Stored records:
--- BEGIN ---
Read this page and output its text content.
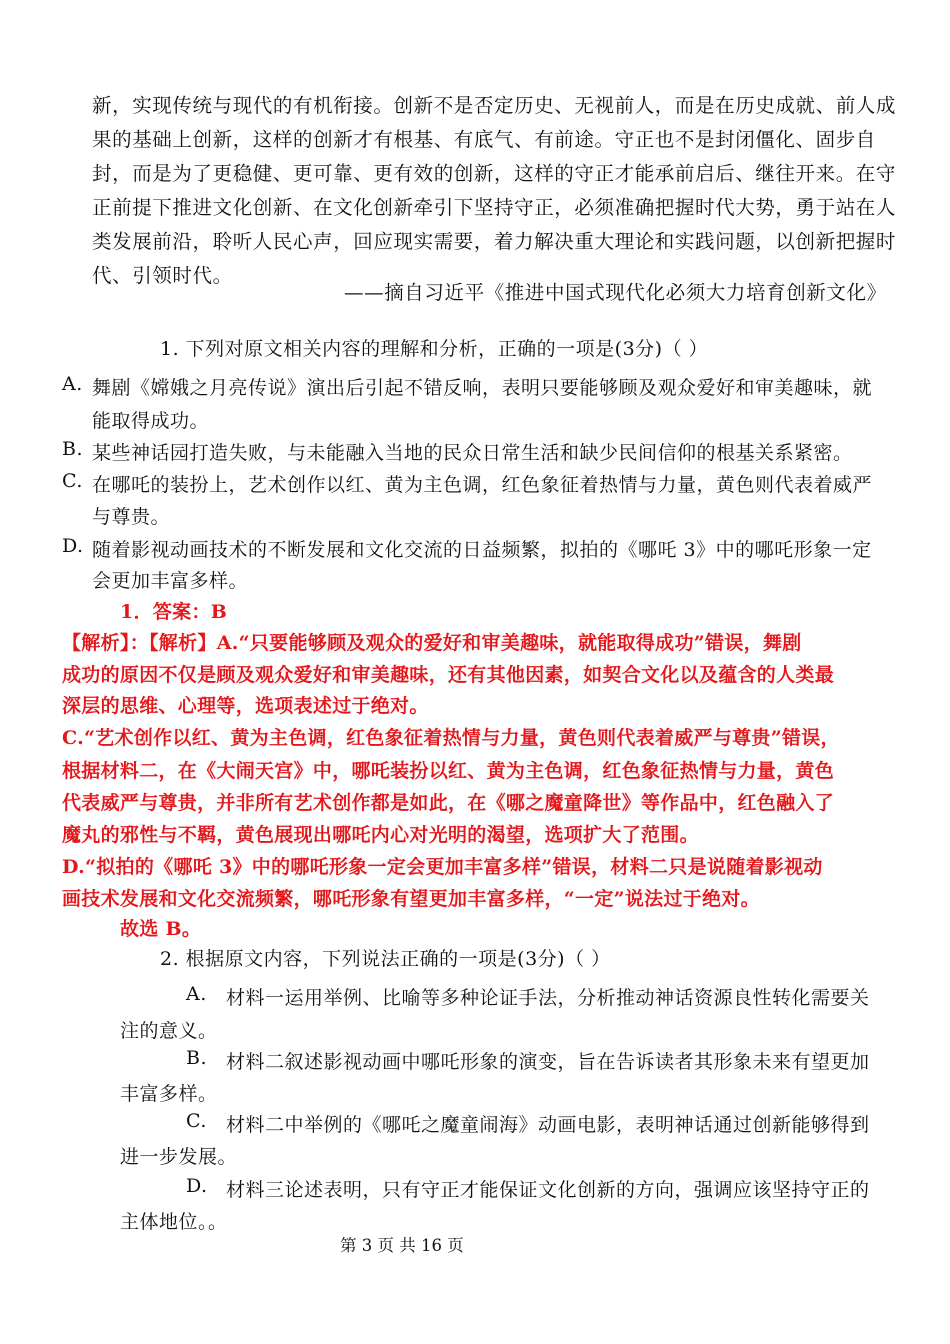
新，实现传统与现代的有机衔接。创新不是否定历史、无视前人，而是在历史成就、前人成
果的基础上创新，这样的创新才有根基、有底气、有前途。守正也不是封闭僵化、固步自
封，而是为了更稳健、更可靠、更有效的创新，这样的守正才能承前启后、继往开来。在守
正前提下推进文化创新、在文化创新牵引下坚持守正，必须准确把握时代大势，勇于站在人
类发展前沿，聆听人民心声，回应现实需要，着力解决重大理论和实践问题，以创新把握时
代、引领时代。
——摘自习近平《推进中国式现代化必须大力培育创新文化》
1. 下列对原文相关内容的理解和分析，正确的一项是(3分)（ ）
A. 舞剧《嫦娥之月亮传说》演出后引起不错反响，表明只要能够顾及观众爱好和审美趣味，就
能取得成功。
B. 某些神话园打造失败，与未能融入当地的民众日常生活和缺少民间信仰的根基关系紧密。
C. 在哪吒的装扮上，艺术创作以红、黄为主色调，红色象征着热情与力量，黄色则代表着威严
与尊贵。
D. 随着影视动画技术的不断发展和文化交流的日益频繁，拟拍的《哪吒 3》中的哪吒形象一定
会更加丰富多样。
1．答案：B
【解析】：【解析】A.“只要能够顾及观众的爱好和审美趣味，就能取得成功”错误，舞剧
成功的原因不仅是顾及观众爱好和审美趣味，还有其他因素，如契合文化以及蕴含的人类最
深层的思维、心理等，选项表述过于绝对。
C.“艺术创作以红、黄为主色调，红色象征着热情与力量，黄色则代表着威严与尊贵”错误，
根据材料二，在《大闹天宫》中，哪吒装扮以红、黄为主色调，红色象征热情与力量，黄色
代表威严与尊贵，并非所有艺术创作都是如此，在《哪之魔童降世》等作品中，红色融入了
魔丸的邪性与不羁，黄色展现出哪吒内心对光明的渴望，选项扩大了范围。
D.“拟拍的《哪吒 3》中的哪吒形象一定会更加丰富多样”错误，材料二只是说随着影视动
画技术发展和文化交流频繁，哪吒形象有望更加丰富多样，“一定”说法过于绝对。
故选 B。
2. 根据原文内容，下列说法正确的一项是(3分)（ ）
A. 材料一运用举例、比喻等多种论证手法，分析推动神话资源良性转化需要关
注的意义。
B. 材料二叙述影视动画中哪吒形象的演变，旨在告诉读者其形象未来有望更加
丰富多样。
C. 材料二中举例的《哪吒之魔童闹海》动画电影，表明神话通过创新能够得到
进一步发展。
D. 材料三论述表明，只有守正才能保证文化创新的方向，强调应该坚持守正的
主体地位。。
第 3 页 共 16 页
--- END ---
*What you are asked to do*
Retype the whole listing exactly and leave the pictures out.

*Exercise result*
Read this page and output its text content.
新，实现传统与现代的有机衔接。创新不是否定历史、无视前人，而是在历史成就、前人成
果的基础上创新，这样的创新才有根基、有底气、有前途。守正也不是封闭僵化、固步自
封，而是为了更稳健、更可靠、更有效的创新，这样的守正才能承前启后、继往开来。在守
正前提下推进文化创新、在文化创新牵引下坚持守正，必须准确把握时代大势，勇于站在人
类发展前沿，聆听人民心声，回应现实需要，着力解决重大理论和实践问题，以创新把握时
代、引领时代。
——摘自习近平《推进中国式现代化必须大力培育创新文化》
1. 下列对原文相关内容的理解和分析，正确的一项是(3分)（ ）
A. 舞剧《嫦娥之月亮传说》演出后引起不错反响，表明只要能够顾及观众爱好和审美趣味，就
能取得成功。
B. 某些神话园打造失败，与未能融入当地的民众日常生活和缺少民间信仰的根基关系紧密。
C. 在哪吒的装扮上，艺术创作以红、黄为主色调，红色象征着热情与力量，黄色则代表着威严
与尊贵。
D. 随着影视动画技术的不断发展和文化交流的日益频繁，拟拍的《哪吒 3》中的哪吒形象一定
会更加丰富多样。
1．答案：B
【解析】：【解析】A.“只要能够顾及观众的爱好和审美趣味，就能取得成功”错误，舞剧
成功的原因不仅是顾及观众爱好和审美趣味，还有其他因素，如契合文化以及蕴含的人类最
深层的思维、心理等，选项表述过于绝对。
C.“艺术创作以红、黄为主色调，红色象征着热情与力量，黄色则代表着威严与尊贵”错误，
根据材料二，在《大闹天宫》中，哪吒装扮以红、黄为主色调，红色象征热情与力量，黄色
代表威严与尊贵，并非所有艺术创作都是如此，在《哪之魔童降世》等作品中，红色融入了
魔丸的邪性与不羁，黄色展现出哪吒内心对光明的渴望，选项扩大了范围。
D.“拟拍的《哪吒 3》中的哪吒形象一定会更加丰富多样”错误，材料二只是说随着影视动
画技术发展和文化交流频繁，哪吒形象有望更加丰富多样，“一定”说法过于绝对。
故选 B。
2. 根据原文内容，下列说法正确的一项是(3分)（ ）
A. 材料一运用举例、比喻等多种论证手法，分析推动神话资源良性转化需要关
注的意义。
B. 材料二叙述影视动画中哪吒形象的演变，旨在告诉读者其形象未来有望更加
丰富多样。
C. 材料二中举例的《哪吒之魔童闹海》动画电影，表明神话通过创新能够得到
进一步发展。
D. 材料三论述表明，只有守正才能保证文化创新的方向，强调应该坚持守正的
主体地位。。
第 3 页 共 16 页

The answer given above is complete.